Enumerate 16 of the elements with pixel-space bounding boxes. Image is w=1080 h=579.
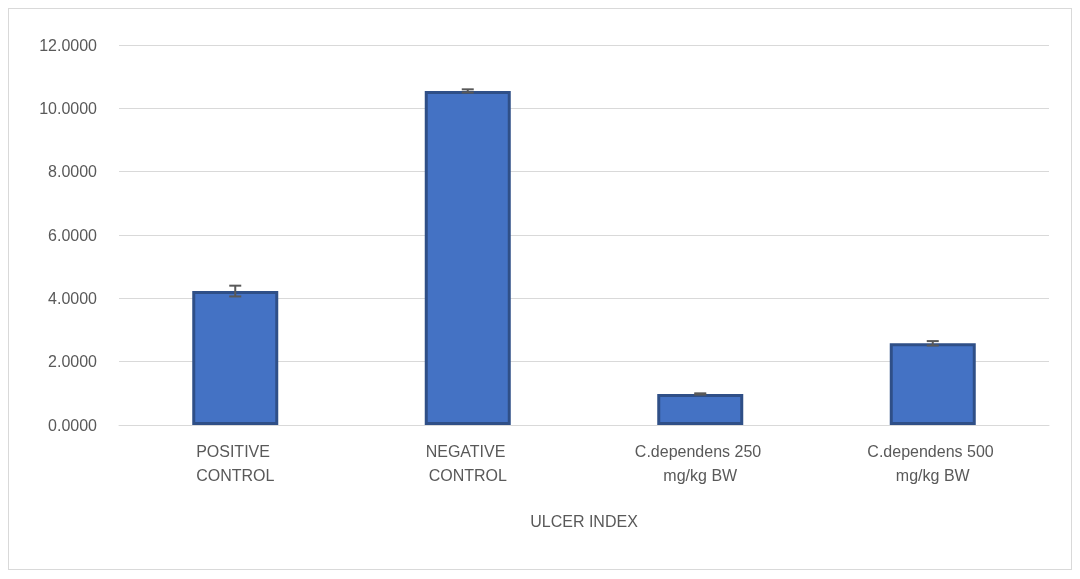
y-tick-label: 8.0000 bbox=[48, 163, 98, 181]
x-tick-label: C.dependens 500 mg/kg BW bbox=[867, 442, 999, 484]
bar bbox=[889, 343, 976, 425]
y-tick-label: 12.0000 bbox=[39, 36, 98, 54]
y-tick-label: 4.0000 bbox=[48, 289, 98, 307]
x-tick-label: POSITIVE CONTROL bbox=[196, 442, 275, 484]
bar bbox=[424, 90, 511, 425]
x-tick-label: NEGATIVE CONTROL bbox=[425, 442, 510, 484]
y-tick-label: 6.0000 bbox=[48, 226, 98, 244]
y-tick-label: 2.0000 bbox=[48, 353, 98, 371]
bar bbox=[657, 393, 744, 425]
y-tick-label: 0.0000 bbox=[48, 416, 98, 434]
y-tick-label: 10.0000 bbox=[39, 99, 98, 117]
x-axis-title: ULCER INDEX bbox=[530, 512, 639, 530]
x-tick-label: C.dependens 250 mg/kg BW bbox=[634, 442, 766, 484]
bar bbox=[192, 291, 279, 425]
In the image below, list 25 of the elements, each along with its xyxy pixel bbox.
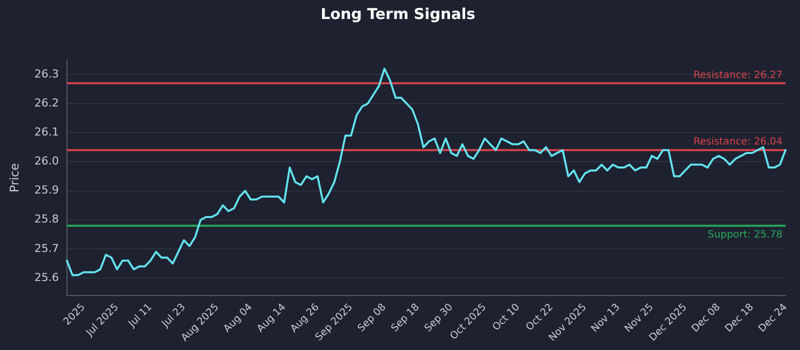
y-tick-label: 25.9 <box>34 184 59 197</box>
x-tick-label: Aug 14 <box>255 302 288 335</box>
x-tick-label: Dec 24 <box>756 302 790 335</box>
ref-line-label: Resistance: 26.27 <box>693 70 783 81</box>
x-tick-label: Jul 23 <box>160 302 188 330</box>
ref-line-label: Support: 25.78 <box>708 229 783 240</box>
x-tick-label: Oct 10 <box>490 302 522 334</box>
ref-line-label: Resistance: 26.04 <box>693 136 783 148</box>
y-axis-title: Price <box>7 163 22 192</box>
y-tick-label: 26.1 <box>34 126 59 139</box>
x-tick-label: Aug 04 <box>222 302 255 335</box>
x-tick-label: Jul 11 <box>126 302 154 330</box>
y-tick-label: 25.7 <box>34 242 59 255</box>
x-tick-label: Dec 08 <box>690 302 723 335</box>
chart-title: Long Term Signals <box>320 4 476 23</box>
y-tick-label: 26.0 <box>34 154 59 168</box>
y-tick-label: 26.3 <box>34 67 59 80</box>
x-tick-label: Nov 13 <box>590 302 622 335</box>
x-tick-label: Sep 08 <box>356 302 388 334</box>
x-tick-label: Dec 18 <box>723 302 756 335</box>
y-tick-label: 26.2 <box>34 96 59 110</box>
y-tick-label: 25.8 <box>34 212 59 226</box>
y-tick-label: 25.6 <box>34 270 59 284</box>
x-tick-label: Oct 22 <box>524 302 556 334</box>
x-tick-label: Sep 18 <box>389 302 422 334</box>
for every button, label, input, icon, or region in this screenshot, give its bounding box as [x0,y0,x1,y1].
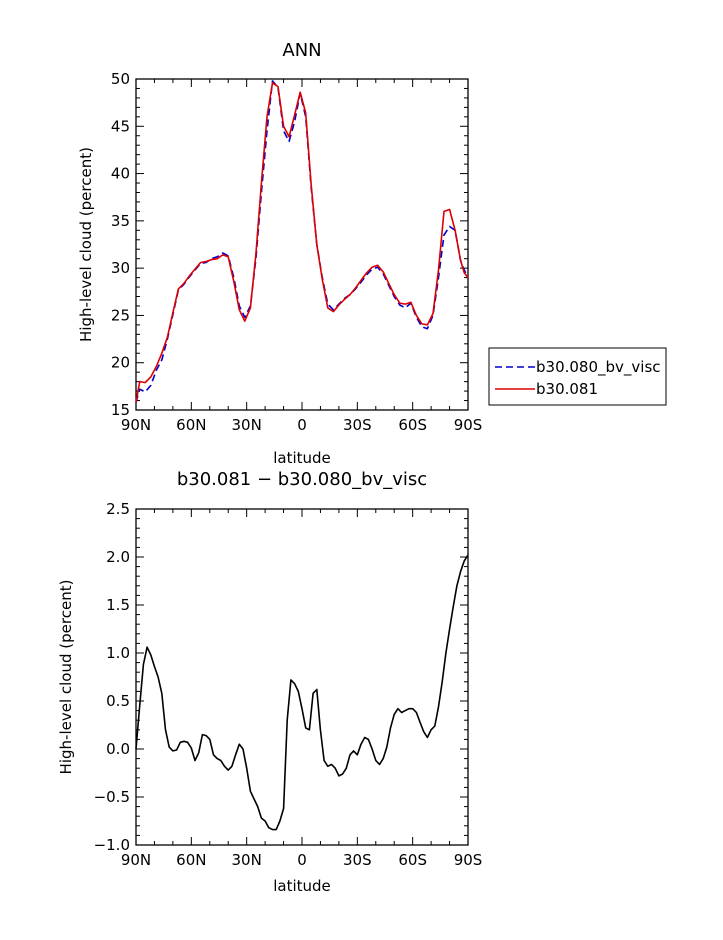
chart-title: b30.081 − b30.080_bv_visc [177,469,427,490]
y-tick-label: 15 [111,401,130,419]
x-tick-label: 60N [176,416,206,434]
y-axis-title: High-level cloud (percent) [77,147,95,342]
y-tick-label: 1.0 [106,644,130,662]
x-tick-label: 30N [232,416,262,434]
x-tick-label: 0 [297,416,307,434]
series-line-b30-081 [135,82,469,403]
y-tick-label: 20 [111,354,130,372]
x-tick-label: 60N [176,851,206,869]
y-tick-label: 50 [111,70,130,88]
x-axis-title: latitude [273,877,331,895]
y-tick-label: 2.0 [106,548,130,566]
y-axis-title: High-level cloud (percent) [57,580,75,775]
y-tick-label: 40 [111,165,130,183]
y-tick-label: 2.5 [106,500,130,518]
x-tick-label: 30S [343,416,372,434]
y-tick-label: −0.5 [94,788,130,806]
x-tick-label: 0 [297,851,307,869]
plot-frame-1 [135,508,469,846]
series-line-diff-0 [135,554,469,831]
chart-title: ANN [282,40,321,61]
series-line-b30-080-bv-visc [135,80,469,403]
x-axis-title: latitude [273,449,331,467]
x-tick-label: 90S [454,851,483,869]
y-tick-label: −1.0 [94,836,130,854]
x-tick-label: 90N [121,851,151,869]
plot-frame-0 [135,78,469,411]
x-tick-label: 90S [454,416,483,434]
y-tick-label: 0.5 [106,692,130,710]
legend-label: b30.080_bv_visc [536,358,661,377]
y-tick-label: 25 [111,306,130,324]
y-tick-label: 35 [111,212,130,230]
x-tick-label: 60S [398,851,427,869]
x-tick-label: 90N [121,416,151,434]
legend-box [488,347,667,406]
x-tick-label: 60S [398,416,427,434]
y-tick-label: 1.5 [106,596,130,614]
x-tick-label: 30S [343,851,372,869]
y-tick-label: 30 [111,259,130,277]
legend-label: b30.081 [536,380,598,398]
y-tick-label: 45 [111,117,130,135]
y-tick-label: 0.0 [106,740,130,758]
x-tick-label: 30N [232,851,262,869]
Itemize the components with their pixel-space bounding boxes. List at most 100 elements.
----------
= Solicitação =
Substitua "bar" por "column" nos itens, começando no início deles e terminando na linha que contém "In the image", inclusive, sem alterar mais nada. Deixe as imagens de fora da resposta.

= Solução completa =
Enumerate 16 of the elements with pixel-space bounding boxes. Image is w=1080 h=579.
y-tick-label: 8.0000 bbox=[48, 163, 98, 181]
x-tick-label: C.dependens 500 mg/kg BW bbox=[867, 442, 999, 484]
column bbox=[889, 343, 976, 425]
y-tick-label: 12.0000 bbox=[39, 36, 98, 54]
y-tick-label: 4.0000 bbox=[48, 289, 98, 307]
x-tick-label: POSITIVE CONTROL bbox=[196, 442, 275, 484]
column bbox=[424, 90, 511, 425]
x-tick-label: NEGATIVE CONTROL bbox=[425, 442, 510, 484]
y-tick-label: 6.0000 bbox=[48, 226, 98, 244]
y-tick-label: 2.0000 bbox=[48, 353, 98, 371]
column bbox=[657, 393, 744, 425]
y-tick-label: 0.0000 bbox=[48, 416, 98, 434]
y-tick-label: 10.0000 bbox=[39, 99, 98, 117]
x-axis-title: ULCER INDEX bbox=[530, 512, 639, 530]
x-tick-label: C.dependens 250 mg/kg BW bbox=[634, 442, 766, 484]
column bbox=[192, 291, 279, 425]
In the image below, list 25 of the elements, each along with its xyxy pixel bbox.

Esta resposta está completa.